▶ [Aim]: Rewrite the entries below, replacing every instance of "dialog-button" with "action-button" and leaving everything else unchanged.

▶ [Exercise data]:
[BEGIN]
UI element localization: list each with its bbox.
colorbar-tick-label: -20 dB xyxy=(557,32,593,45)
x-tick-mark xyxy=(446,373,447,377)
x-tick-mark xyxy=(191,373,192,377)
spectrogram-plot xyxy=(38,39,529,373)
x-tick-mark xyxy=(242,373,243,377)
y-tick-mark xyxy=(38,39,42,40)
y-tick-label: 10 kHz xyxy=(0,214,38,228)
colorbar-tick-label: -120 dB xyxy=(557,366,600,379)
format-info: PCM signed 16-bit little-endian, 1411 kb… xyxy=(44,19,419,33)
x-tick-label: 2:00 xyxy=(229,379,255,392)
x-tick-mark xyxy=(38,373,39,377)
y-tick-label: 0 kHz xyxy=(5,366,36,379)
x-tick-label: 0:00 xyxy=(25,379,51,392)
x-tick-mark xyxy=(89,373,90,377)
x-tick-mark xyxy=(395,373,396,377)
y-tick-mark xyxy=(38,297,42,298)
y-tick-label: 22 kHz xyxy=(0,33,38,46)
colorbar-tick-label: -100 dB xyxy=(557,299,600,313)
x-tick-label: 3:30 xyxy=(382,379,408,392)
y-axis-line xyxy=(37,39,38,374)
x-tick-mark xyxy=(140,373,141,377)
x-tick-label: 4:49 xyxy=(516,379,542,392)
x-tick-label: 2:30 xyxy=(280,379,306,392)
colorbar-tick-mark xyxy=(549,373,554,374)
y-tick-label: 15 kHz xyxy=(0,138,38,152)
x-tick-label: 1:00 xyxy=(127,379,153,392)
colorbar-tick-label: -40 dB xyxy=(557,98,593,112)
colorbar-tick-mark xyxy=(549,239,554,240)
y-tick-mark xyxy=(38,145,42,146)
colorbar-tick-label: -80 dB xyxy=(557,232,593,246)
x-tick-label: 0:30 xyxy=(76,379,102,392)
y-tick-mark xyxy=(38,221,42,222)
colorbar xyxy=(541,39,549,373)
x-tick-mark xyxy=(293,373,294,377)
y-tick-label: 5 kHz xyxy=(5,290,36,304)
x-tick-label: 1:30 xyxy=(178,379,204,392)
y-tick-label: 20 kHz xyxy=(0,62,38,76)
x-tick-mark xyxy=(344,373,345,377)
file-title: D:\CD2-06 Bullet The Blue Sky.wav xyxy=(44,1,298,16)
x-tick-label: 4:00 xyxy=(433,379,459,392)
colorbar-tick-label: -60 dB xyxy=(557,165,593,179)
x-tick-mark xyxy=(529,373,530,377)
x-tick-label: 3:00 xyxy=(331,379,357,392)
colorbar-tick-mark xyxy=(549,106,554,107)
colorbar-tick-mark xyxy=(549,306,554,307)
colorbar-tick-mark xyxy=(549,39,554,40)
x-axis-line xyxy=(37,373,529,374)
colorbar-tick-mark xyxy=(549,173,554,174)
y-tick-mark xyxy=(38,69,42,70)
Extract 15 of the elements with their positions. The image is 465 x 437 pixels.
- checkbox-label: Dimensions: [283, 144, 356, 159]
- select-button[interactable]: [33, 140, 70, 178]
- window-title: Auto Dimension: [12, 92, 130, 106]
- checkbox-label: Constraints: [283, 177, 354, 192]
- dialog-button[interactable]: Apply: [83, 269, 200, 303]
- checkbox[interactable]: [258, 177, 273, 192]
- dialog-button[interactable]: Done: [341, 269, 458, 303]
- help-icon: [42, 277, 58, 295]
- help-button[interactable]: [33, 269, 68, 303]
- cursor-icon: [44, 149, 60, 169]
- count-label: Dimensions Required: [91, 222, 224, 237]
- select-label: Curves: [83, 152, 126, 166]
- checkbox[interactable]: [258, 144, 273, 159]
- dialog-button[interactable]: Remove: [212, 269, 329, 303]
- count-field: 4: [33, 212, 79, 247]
[END]
▶ [Solved problem]:
UI element localization: list each with its bbox.
colorbar-tick-label: -20 dB xyxy=(557,32,593,45)
x-tick-mark xyxy=(446,373,447,377)
x-tick-mark xyxy=(191,373,192,377)
spectrogram-plot xyxy=(38,39,529,373)
x-tick-mark xyxy=(242,373,243,377)
y-tick-mark xyxy=(38,39,42,40)
y-tick-label: 10 kHz xyxy=(0,214,38,228)
colorbar-tick-label: -120 dB xyxy=(557,366,600,379)
format-info: PCM signed 16-bit little-endian, 1411 kb… xyxy=(44,19,419,33)
x-tick-label: 2:00 xyxy=(229,379,255,392)
x-tick-mark xyxy=(38,373,39,377)
y-tick-label: 0 kHz xyxy=(5,366,36,379)
x-tick-label: 0:00 xyxy=(25,379,51,392)
x-tick-mark xyxy=(89,373,90,377)
x-tick-mark xyxy=(395,373,396,377)
y-tick-mark xyxy=(38,297,42,298)
y-tick-label: 22 kHz xyxy=(0,33,38,46)
colorbar-tick-label: -100 dB xyxy=(557,299,600,313)
x-tick-label: 3:30 xyxy=(382,379,408,392)
y-axis-line xyxy=(37,39,38,374)
x-tick-mark xyxy=(140,373,141,377)
x-tick-label: 4:49 xyxy=(516,379,542,392)
x-tick-label: 2:30 xyxy=(280,379,306,392)
colorbar-tick-mark xyxy=(549,373,554,374)
y-tick-label: 15 kHz xyxy=(0,138,38,152)
x-tick-label: 1:00 xyxy=(127,379,153,392)
colorbar-tick-label: -40 dB xyxy=(557,98,593,112)
colorbar-tick-mark xyxy=(549,239,554,240)
y-tick-mark xyxy=(38,145,42,146)
colorbar-tick-label: -80 dB xyxy=(557,232,593,246)
x-tick-label: 0:30 xyxy=(76,379,102,392)
y-tick-mark xyxy=(38,221,42,222)
colorbar xyxy=(541,39,549,373)
x-tick-mark xyxy=(293,373,294,377)
y-tick-label: 5 kHz xyxy=(5,290,36,304)
x-tick-label: 1:30 xyxy=(178,379,204,392)
y-tick-label: 20 kHz xyxy=(0,62,38,76)
x-tick-mark xyxy=(344,373,345,377)
file-title: D:\CD2-06 Bullet The Blue Sky.wav xyxy=(44,1,298,16)
x-tick-label: 4:00 xyxy=(433,379,459,392)
colorbar-tick-label: -60 dB xyxy=(557,165,593,179)
x-tick-mark xyxy=(529,373,530,377)
x-tick-label: 3:00 xyxy=(331,379,357,392)
colorbar-tick-mark xyxy=(549,106,554,107)
colorbar-tick-mark xyxy=(549,306,554,307)
colorbar-tick-mark xyxy=(549,39,554,40)
x-axis-line xyxy=(37,373,529,374)
colorbar-tick-mark xyxy=(549,173,554,174)
y-tick-mark xyxy=(38,69,42,70)
Extract 15 of the elements with their positions. The image is 465 x 437 pixels.
- checkbox-label: Dimensions: [283, 144, 356, 159]
- select-button[interactable]: [33, 140, 70, 178]
- window-title: Auto Dimension: [12, 92, 130, 106]
- checkbox-label: Constraints: [283, 177, 354, 192]
- action-button[interactable]: Apply: [83, 269, 200, 303]
- checkbox[interactable]: [258, 177, 273, 192]
- action-button[interactable]: Done: [341, 269, 458, 303]
- help-icon: [42, 277, 58, 295]
- help-button[interactable]: [33, 269, 68, 303]
- cursor-icon: [44, 149, 60, 169]
- count-label: Dimensions Required: [91, 222, 224, 237]
- select-label: Curves: [83, 152, 126, 166]
- checkbox[interactable]: [258, 144, 273, 159]
- action-button[interactable]: Remove: [212, 269, 329, 303]
- count-field: 4: [33, 212, 79, 247]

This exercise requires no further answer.